+++ Task data

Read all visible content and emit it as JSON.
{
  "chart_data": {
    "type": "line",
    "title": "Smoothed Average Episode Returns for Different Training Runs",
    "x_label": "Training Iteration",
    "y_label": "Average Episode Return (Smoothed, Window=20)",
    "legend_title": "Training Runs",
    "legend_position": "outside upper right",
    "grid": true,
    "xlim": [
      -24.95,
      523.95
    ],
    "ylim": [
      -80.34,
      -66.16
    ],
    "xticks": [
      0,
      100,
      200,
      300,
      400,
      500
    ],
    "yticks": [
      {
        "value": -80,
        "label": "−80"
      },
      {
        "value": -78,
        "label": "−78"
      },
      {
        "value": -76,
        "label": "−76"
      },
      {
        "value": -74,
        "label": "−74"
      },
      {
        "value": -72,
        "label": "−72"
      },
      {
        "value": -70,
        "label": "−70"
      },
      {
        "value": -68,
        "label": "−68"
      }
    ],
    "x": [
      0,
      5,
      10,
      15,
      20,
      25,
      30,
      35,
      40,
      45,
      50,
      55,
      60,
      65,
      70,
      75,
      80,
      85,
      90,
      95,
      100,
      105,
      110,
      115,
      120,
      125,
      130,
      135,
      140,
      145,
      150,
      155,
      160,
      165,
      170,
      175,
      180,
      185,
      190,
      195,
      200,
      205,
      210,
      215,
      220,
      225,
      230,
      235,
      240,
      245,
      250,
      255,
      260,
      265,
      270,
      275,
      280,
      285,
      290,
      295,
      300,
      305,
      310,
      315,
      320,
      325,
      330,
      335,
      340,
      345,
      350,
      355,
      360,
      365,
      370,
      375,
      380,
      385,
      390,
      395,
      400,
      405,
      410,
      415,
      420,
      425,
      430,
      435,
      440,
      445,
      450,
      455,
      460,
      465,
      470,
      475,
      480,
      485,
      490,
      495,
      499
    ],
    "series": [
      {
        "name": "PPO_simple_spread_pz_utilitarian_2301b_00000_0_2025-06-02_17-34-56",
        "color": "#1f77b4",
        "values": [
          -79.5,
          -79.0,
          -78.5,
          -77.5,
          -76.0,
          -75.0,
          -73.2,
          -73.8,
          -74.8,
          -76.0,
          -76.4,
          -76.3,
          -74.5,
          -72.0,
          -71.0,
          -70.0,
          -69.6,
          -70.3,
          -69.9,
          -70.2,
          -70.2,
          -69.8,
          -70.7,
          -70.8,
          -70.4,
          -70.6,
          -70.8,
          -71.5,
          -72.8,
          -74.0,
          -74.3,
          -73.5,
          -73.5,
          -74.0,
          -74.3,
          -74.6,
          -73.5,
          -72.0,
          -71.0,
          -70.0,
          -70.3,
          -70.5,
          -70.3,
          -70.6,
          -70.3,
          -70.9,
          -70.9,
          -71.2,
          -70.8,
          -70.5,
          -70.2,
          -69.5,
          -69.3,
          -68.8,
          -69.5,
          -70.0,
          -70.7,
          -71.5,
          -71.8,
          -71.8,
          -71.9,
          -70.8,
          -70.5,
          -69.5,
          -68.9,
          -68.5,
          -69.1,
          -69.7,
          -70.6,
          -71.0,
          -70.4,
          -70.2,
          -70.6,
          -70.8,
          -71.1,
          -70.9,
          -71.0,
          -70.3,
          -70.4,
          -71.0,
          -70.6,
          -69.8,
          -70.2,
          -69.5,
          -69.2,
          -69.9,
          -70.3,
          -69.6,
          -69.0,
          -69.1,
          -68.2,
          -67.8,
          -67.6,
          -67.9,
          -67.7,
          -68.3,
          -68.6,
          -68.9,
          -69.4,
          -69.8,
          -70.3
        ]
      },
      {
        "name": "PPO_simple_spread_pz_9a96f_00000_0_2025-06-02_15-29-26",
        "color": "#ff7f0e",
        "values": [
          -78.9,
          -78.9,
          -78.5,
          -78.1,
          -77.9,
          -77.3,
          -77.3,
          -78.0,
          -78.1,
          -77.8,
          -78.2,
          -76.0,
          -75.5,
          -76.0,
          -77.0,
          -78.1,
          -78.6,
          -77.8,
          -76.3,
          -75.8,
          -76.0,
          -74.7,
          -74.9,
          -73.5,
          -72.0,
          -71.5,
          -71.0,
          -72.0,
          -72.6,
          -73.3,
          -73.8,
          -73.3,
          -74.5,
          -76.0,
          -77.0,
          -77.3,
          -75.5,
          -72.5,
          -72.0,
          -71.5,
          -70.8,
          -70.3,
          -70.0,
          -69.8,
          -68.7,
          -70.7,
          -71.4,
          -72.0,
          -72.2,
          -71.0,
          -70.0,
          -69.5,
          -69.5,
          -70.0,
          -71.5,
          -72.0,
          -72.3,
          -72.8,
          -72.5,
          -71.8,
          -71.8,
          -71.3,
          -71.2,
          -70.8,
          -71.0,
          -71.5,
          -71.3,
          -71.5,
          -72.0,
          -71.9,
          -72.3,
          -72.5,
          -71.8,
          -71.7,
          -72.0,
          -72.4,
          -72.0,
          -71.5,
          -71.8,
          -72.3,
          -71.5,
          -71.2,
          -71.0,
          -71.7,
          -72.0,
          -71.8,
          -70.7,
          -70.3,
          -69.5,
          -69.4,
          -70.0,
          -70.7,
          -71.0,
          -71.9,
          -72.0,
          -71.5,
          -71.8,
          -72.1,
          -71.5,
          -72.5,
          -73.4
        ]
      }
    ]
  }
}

++++++

Given instruction –
Write the data back out verbatim.

Written reply –
Read all visible content and emit it as JSON.
{
  "chart_data": {
    "type": "line",
    "title": "Smoothed Average Episode Returns for Different Training Runs",
    "x_label": "Training Iteration",
    "y_label": "Average Episode Return (Smoothed, Window=20)",
    "legend_title": "Training Runs",
    "legend_position": "outside upper right",
    "grid": true,
    "xlim": [
      -24.95,
      523.95
    ],
    "ylim": [
      -80.34,
      -66.16
    ],
    "xticks": [
      0,
      100,
      200,
      300,
      400,
      500
    ],
    "yticks": [
      {
        "value": -80,
        "label": "−80"
      },
      {
        "value": -78,
        "label": "−78"
      },
      {
        "value": -76,
        "label": "−76"
      },
      {
        "value": -74,
        "label": "−74"
      },
      {
        "value": -72,
        "label": "−72"
      },
      {
        "value": -70,
        "label": "−70"
      },
      {
        "value": -68,
        "label": "−68"
      }
    ],
    "x": [
      0,
      5,
      10,
      15,
      20,
      25,
      30,
      35,
      40,
      45,
      50,
      55,
      60,
      65,
      70,
      75,
      80,
      85,
      90,
      95,
      100,
      105,
      110,
      115,
      120,
      125,
      130,
      135,
      140,
      145,
      150,
      155,
      160,
      165,
      170,
      175,
      180,
      185,
      190,
      195,
      200,
      205,
      210,
      215,
      220,
      225,
      230,
      235,
      240,
      245,
      250,
      255,
      260,
      265,
      270,
      275,
      280,
      285,
      290,
      295,
      300,
      305,
      310,
      315,
      320,
      325,
      330,
      335,
      340,
      345,
      350,
      355,
      360,
      365,
      370,
      375,
      380,
      385,
      390,
      395,
      400,
      405,
      410,
      415,
      420,
      425,
      430,
      435,
      440,
      445,
      450,
      455,
      460,
      465,
      470,
      475,
      480,
      485,
      490,
      495,
      499
    ],
    "series": [
      {
        "name": "PPO_simple_spread_pz_utilitarian_2301b_00000_0_2025-06-02_17-34-56",
        "color": "#1f77b4",
        "values": [
          -79.5,
          -79.0,
          -78.5,
          -77.5,
          -76.0,
          -75.0,
          -73.2,
          -73.8,
          -74.8,
          -76.0,
          -76.4,
          -76.3,
          -74.5,
          -72.0,
          -71.0,
          -70.0,
          -69.6,
          -70.3,
          -69.9,
          -70.2,
          -70.2,
          -69.8,
          -70.7,
          -70.8,
          -70.4,
          -70.6,
          -70.8,
          -71.5,
          -72.8,
          -74.0,
          -74.3,
          -73.5,
          -73.5,
          -74.0,
          -74.3,
          -74.6,
          -73.5,
          -72.0,
          -71.0,
          -70.0,
          -70.3,
          -70.5,
          -70.3,
          -70.6,
          -70.3,
          -70.9,
          -70.9,
          -71.2,
          -70.8,
          -70.5,
          -70.2,
          -69.5,
          -69.3,
          -68.8,
          -69.5,
          -70.0,
          -70.7,
          -71.5,
          -71.8,
          -71.8,
          -71.9,
          -70.8,
          -70.5,
          -69.5,
          -68.9,
          -68.5,
          -69.1,
          -69.7,
          -70.6,
          -71.0,
          -70.4,
          -70.2,
          -70.6,
          -70.8,
          -71.1,
          -70.9,
          -71.0,
          -70.3,
          -70.4,
          -71.0,
          -70.6,
          -69.8,
          -70.2,
          -69.5,
          -69.2,
          -69.9,
          -70.3,
          -69.6,
          -69.0,
          -69.1,
          -68.2,
          -67.8,
          -67.6,
          -67.9,
          -67.7,
          -68.3,
          -68.6,
          -68.9,
          -69.4,
          -69.8,
          -70.3
        ]
      },
      {
        "name": "PPO_simple_spread_pz_9a96f_00000_0_2025-06-02_15-29-26",
        "color": "#ff7f0e",
        "values": [
          -78.9,
          -78.9,
          -78.5,
          -78.1,
          -77.9,
          -77.3,
          -77.3,
          -78.0,
          -78.1,
          -77.8,
          -78.2,
          -76.0,
          -75.5,
          -76.0,
          -77.0,
          -78.1,
          -78.6,
          -77.8,
          -76.3,
          -75.8,
          -76.0,
          -74.7,
          -74.9,
          -73.5,
          -72.0,
          -71.5,
          -71.0,
          -72.0,
          -72.6,
          -73.3,
          -73.8,
          -73.3,
          -74.5,
          -76.0,
          -77.0,
          -77.3,
          -75.5,
          -72.5,
          -72.0,
          -71.5,
          -70.8,
          -70.3,
          -70.0,
          -69.8,
          -68.7,
          -70.7,
          -71.4,
          -72.0,
          -72.2,
          -71.0,
          -70.0,
          -69.5,
          -69.5,
          -70.0,
          -71.5,
          -72.0,
          -72.3,
          -72.8,
          -72.5,
          -71.8,
          -71.8,
          -71.3,
          -71.2,
          -70.8,
          -71.0,
          -71.5,
          -71.3,
          -71.5,
          -72.0,
          -71.9,
          -72.3,
          -72.5,
          -71.8,
          -71.7,
          -72.0,
          -72.4,
          -72.0,
          -71.5,
          -71.8,
          -72.3,
          -71.5,
          -71.2,
          -71.0,
          -71.7,
          -72.0,
          -71.8,
          -70.7,
          -70.3,
          -69.5,
          -69.4,
          -70.0,
          -70.7,
          -71.0,
          -71.9,
          -72.0,
          -71.5,
          -71.8,
          -72.1,
          -71.5,
          -72.5,
          -73.4
        ]
      }
    ]
  }
}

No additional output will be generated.